WHAT IS BEING ASKED:
Quote every line as given.
==== MATERIAL FOR THIS EXERCISE
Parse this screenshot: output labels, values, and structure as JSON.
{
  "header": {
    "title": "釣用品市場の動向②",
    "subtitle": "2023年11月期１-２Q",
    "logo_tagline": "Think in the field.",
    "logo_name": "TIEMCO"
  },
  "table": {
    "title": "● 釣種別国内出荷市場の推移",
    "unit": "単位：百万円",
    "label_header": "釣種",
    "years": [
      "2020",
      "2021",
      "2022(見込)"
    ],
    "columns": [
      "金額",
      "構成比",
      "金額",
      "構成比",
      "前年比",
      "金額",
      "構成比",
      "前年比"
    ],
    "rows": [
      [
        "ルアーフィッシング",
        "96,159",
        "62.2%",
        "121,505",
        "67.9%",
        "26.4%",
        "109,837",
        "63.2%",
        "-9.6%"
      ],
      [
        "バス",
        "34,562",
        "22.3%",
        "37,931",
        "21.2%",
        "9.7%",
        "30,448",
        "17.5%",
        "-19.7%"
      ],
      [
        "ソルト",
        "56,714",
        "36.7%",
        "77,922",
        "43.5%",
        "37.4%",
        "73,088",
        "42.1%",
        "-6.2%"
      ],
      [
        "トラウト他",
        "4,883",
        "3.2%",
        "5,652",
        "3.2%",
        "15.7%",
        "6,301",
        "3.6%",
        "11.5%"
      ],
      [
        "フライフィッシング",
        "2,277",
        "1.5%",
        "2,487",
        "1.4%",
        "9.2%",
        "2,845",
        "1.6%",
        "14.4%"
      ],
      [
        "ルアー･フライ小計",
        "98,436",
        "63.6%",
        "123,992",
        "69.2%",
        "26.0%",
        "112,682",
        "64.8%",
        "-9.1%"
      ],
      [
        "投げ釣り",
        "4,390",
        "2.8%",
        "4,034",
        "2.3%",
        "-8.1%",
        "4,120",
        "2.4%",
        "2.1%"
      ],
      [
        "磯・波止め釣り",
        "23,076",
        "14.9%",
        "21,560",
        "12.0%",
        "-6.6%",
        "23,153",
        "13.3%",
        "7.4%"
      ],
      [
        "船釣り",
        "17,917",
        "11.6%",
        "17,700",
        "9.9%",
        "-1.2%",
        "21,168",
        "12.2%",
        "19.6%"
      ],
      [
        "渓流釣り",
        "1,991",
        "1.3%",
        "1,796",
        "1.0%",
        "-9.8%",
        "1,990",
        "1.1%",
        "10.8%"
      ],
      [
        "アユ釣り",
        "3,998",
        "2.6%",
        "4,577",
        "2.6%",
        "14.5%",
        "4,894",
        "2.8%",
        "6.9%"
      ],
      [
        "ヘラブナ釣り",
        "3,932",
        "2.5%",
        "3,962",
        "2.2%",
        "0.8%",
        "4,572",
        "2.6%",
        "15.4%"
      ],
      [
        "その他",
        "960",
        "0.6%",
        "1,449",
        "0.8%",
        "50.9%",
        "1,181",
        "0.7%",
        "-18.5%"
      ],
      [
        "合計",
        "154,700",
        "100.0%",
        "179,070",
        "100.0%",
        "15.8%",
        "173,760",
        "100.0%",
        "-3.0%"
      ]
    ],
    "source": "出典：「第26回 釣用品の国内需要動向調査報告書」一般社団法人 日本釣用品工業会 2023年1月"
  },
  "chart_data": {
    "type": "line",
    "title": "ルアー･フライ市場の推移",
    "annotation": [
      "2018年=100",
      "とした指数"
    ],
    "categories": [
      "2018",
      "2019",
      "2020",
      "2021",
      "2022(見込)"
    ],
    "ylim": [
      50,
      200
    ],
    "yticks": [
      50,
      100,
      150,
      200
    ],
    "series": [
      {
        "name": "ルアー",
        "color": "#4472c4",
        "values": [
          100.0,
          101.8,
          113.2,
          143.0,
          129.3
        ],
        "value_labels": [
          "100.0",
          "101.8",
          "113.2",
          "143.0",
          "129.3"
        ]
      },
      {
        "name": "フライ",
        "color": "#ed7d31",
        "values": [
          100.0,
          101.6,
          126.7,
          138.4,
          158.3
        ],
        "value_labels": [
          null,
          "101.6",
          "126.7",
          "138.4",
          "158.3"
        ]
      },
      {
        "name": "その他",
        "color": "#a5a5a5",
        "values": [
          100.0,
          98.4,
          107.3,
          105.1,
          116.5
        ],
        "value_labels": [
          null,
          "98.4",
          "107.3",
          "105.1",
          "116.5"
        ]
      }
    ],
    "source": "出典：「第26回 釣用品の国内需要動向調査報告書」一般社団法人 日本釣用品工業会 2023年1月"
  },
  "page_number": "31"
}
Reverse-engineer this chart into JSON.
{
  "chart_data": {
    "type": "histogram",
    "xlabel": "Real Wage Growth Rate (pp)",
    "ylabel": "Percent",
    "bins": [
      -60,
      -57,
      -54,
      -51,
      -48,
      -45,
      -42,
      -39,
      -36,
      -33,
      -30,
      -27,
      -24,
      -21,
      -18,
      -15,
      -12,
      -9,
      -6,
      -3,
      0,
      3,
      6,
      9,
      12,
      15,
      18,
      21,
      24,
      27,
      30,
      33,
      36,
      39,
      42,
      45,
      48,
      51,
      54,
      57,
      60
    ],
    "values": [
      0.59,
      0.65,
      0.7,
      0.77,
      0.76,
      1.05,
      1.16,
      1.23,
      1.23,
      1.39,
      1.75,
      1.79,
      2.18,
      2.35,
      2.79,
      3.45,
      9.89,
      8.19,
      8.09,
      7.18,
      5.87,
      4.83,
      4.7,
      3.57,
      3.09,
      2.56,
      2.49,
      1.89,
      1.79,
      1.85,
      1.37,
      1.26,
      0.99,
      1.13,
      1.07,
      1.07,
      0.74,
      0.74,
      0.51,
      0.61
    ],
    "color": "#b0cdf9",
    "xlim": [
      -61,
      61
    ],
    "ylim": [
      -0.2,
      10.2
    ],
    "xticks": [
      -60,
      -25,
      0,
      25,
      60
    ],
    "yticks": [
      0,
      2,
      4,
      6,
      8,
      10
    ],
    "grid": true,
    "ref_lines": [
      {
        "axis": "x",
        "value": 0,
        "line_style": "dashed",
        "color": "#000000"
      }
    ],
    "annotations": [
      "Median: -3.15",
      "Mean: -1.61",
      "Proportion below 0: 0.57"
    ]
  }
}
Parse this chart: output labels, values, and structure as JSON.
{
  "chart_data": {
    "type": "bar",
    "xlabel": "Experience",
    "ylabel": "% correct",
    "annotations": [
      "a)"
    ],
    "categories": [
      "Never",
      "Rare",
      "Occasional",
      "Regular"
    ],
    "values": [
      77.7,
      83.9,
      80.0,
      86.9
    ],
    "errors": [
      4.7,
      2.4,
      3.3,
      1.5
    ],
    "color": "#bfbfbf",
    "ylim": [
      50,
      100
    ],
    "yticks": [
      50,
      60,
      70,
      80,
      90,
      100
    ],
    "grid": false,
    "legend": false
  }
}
========
SOLUTION:
Parse this screenshot: output labels, values, and structure as JSON.
{
  "header": {
    "title": "釣用品市場の動向②",
    "subtitle": "2023年11月期１-２Q",
    "logo_tagline": "Think in the field.",
    "logo_name": "TIEMCO"
  },
  "table": {
    "title": "● 釣種別国内出荷市場の推移",
    "unit": "単位：百万円",
    "label_header": "釣種",
    "years": [
      "2020",
      "2021",
      "2022(見込)"
    ],
    "columns": [
      "金額",
      "構成比",
      "金額",
      "構成比",
      "前年比",
      "金額",
      "構成比",
      "前年比"
    ],
    "rows": [
      [
        "ルアーフィッシング",
        "96,159",
        "62.2%",
        "121,505",
        "67.9%",
        "26.4%",
        "109,837",
        "63.2%",
        "-9.6%"
      ],
      [
        "バス",
        "34,562",
        "22.3%",
        "37,931",
        "21.2%",
        "9.7%",
        "30,448",
        "17.5%",
        "-19.7%"
      ],
      [
        "ソルト",
        "56,714",
        "36.7%",
        "77,922",
        "43.5%",
        "37.4%",
        "73,088",
        "42.1%",
        "-6.2%"
      ],
      [
        "トラウト他",
        "4,883",
        "3.2%",
        "5,652",
        "3.2%",
        "15.7%",
        "6,301",
        "3.6%",
        "11.5%"
      ],
      [
        "フライフィッシング",
        "2,277",
        "1.5%",
        "2,487",
        "1.4%",
        "9.2%",
        "2,845",
        "1.6%",
        "14.4%"
      ],
      [
        "ルアー･フライ小計",
        "98,436",
        "63.6%",
        "123,992",
        "69.2%",
        "26.0%",
        "112,682",
        "64.8%",
        "-9.1%"
      ],
      [
        "投げ釣り",
        "4,390",
        "2.8%",
        "4,034",
        "2.3%",
        "-8.1%",
        "4,120",
        "2.4%",
        "2.1%"
      ],
      [
        "磯・波止め釣り",
        "23,076",
        "14.9%",
        "21,560",
        "12.0%",
        "-6.6%",
        "23,153",
        "13.3%",
        "7.4%"
      ],
      [
        "船釣り",
        "17,917",
        "11.6%",
        "17,700",
        "9.9%",
        "-1.2%",
        "21,168",
        "12.2%",
        "19.6%"
      ],
      [
        "渓流釣り",
        "1,991",
        "1.3%",
        "1,796",
        "1.0%",
        "-9.8%",
        "1,990",
        "1.1%",
        "10.8%"
      ],
      [
        "アユ釣り",
        "3,998",
        "2.6%",
        "4,577",
        "2.6%",
        "14.5%",
        "4,894",
        "2.8%",
        "6.9%"
      ],
      [
        "ヘラブナ釣り",
        "3,932",
        "2.5%",
        "3,962",
        "2.2%",
        "0.8%",
        "4,572",
        "2.6%",
        "15.4%"
      ],
      [
        "その他",
        "960",
        "0.6%",
        "1,449",
        "0.8%",
        "50.9%",
        "1,181",
        "0.7%",
        "-18.5%"
      ],
      [
        "合計",
        "154,700",
        "100.0%",
        "179,070",
        "100.0%",
        "15.8%",
        "173,760",
        "100.0%",
        "-3.0%"
      ]
    ],
    "source": "出典：「第26回 釣用品の国内需要動向調査報告書」一般社団法人 日本釣用品工業会 2023年1月"
  },
  "chart_data": {
    "type": "line",
    "title": "ルアー･フライ市場の推移",
    "annotation": [
      "2018年=100",
      "とした指数"
    ],
    "categories": [
      "2018",
      "2019",
      "2020",
      "2021",
      "2022(見込)"
    ],
    "ylim": [
      50,
      200
    ],
    "yticks": [
      50,
      100,
      150,
      200
    ],
    "series": [
      {
        "name": "ルアー",
        "color": "#4472c4",
        "values": [
          100.0,
          101.8,
          113.2,
          143.0,
          129.3
        ],
        "value_labels": [
          "100.0",
          "101.8",
          "113.2",
          "143.0",
          "129.3"
        ]
      },
      {
        "name": "フライ",
        "color": "#ed7d31",
        "values": [
          100.0,
          101.6,
          126.7,
          138.4,
          158.3
        ],
        "value_labels": [
          null,
          "101.6",
          "126.7",
          "138.4",
          "158.3"
        ]
      },
      {
        "name": "その他",
        "color": "#a5a5a5",
        "values": [
          100.0,
          98.4,
          107.3,
          105.1,
          116.5
        ],
        "value_labels": [
          null,
          "98.4",
          "107.3",
          "105.1",
          "116.5"
        ]
      }
    ],
    "source": "出典：「第26回 釣用品の国内需要動向調査報告書」一般社団法人 日本釣用品工業会 2023年1月"
  },
  "page_number": "31"
}
Reverse-engineer this chart into JSON.
{
  "chart_data": {
    "type": "histogram",
    "xlabel": "Real Wage Growth Rate (pp)",
    "ylabel": "Percent",
    "bins": [
      -60,
      -57,
      -54,
      -51,
      -48,
      -45,
      -42,
      -39,
      -36,
      -33,
      -30,
      -27,
      -24,
      -21,
      -18,
      -15,
      -12,
      -9,
      -6,
      -3,
      0,
      3,
      6,
      9,
      12,
      15,
      18,
      21,
      24,
      27,
      30,
      33,
      36,
      39,
      42,
      45,
      48,
      51,
      54,
      57,
      60
    ],
    "values": [
      0.59,
      0.65,
      0.7,
      0.77,
      0.76,
      1.05,
      1.16,
      1.23,
      1.23,
      1.39,
      1.75,
      1.79,
      2.18,
      2.35,
      2.79,
      3.45,
      9.89,
      8.19,
      8.09,
      7.18,
      5.87,
      4.83,
      4.7,
      3.57,
      3.09,
      2.56,
      2.49,
      1.89,
      1.79,
      1.85,
      1.37,
      1.26,
      0.99,
      1.13,
      1.07,
      1.07,
      0.74,
      0.74,
      0.51,
      0.61
    ],
    "color": "#b0cdf9",
    "xlim": [
      -61,
      61
    ],
    "ylim": [
      -0.2,
      10.2
    ],
    "xticks": [
      -60,
      -25,
      0,
      25,
      60
    ],
    "yticks": [
      0,
      2,
      4,
      6,
      8,
      10
    ],
    "grid": true,
    "ref_lines": [
      {
        "axis": "x",
        "value": 0,
        "line_style": "dashed",
        "color": "#000000"
      }
    ],
    "annotations": [
      "Median: -3.15",
      "Mean: -1.61",
      "Proportion below 0: 0.57"
    ]
  }
}
Parse this chart: output labels, values, and structure as JSON.
{
  "chart_data": {
    "type": "bar",
    "xlabel": "Experience",
    "ylabel": "% correct",
    "annotations": [
      "a)"
    ],
    "categories": [
      "Never",
      "Rare",
      "Occasional",
      "Regular"
    ],
    "values": [
      77.7,
      83.9,
      80.0,
      86.9
    ],
    "errors": [
      4.7,
      2.4,
      3.3,
      1.5
    ],
    "color": "#bfbfbf",
    "ylim": [
      50,
      100
    ],
    "yticks": [
      50,
      60,
      70,
      80,
      90,
      100
    ],
    "grid": false,
    "legend": false
  }
}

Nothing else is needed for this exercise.